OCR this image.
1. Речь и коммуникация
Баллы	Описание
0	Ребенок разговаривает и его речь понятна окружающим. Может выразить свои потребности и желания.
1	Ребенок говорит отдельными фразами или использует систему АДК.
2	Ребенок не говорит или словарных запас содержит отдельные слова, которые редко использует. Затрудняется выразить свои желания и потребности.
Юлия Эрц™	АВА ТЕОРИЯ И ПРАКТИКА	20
· · · · ·
**Requirement**
Transcribe each entry exactly.

**Reply to the task**
OCR this image.
1. Речь и коммуникация
Баллы	Описание
0	Ребенок разговаривает и его речь понятна окружающим. Может выразить свои потребности и желания.
1	Ребенок говорит отдельными фразами или использует систему АДК.
2	Ребенок не говорит или словарных запас содержит отдельные слова, которые редко использует. Затрудняется выразить свои желания и потребности.
Юлия Эрц™	АВА ТЕОРИЯ И ПРАКТИКА	20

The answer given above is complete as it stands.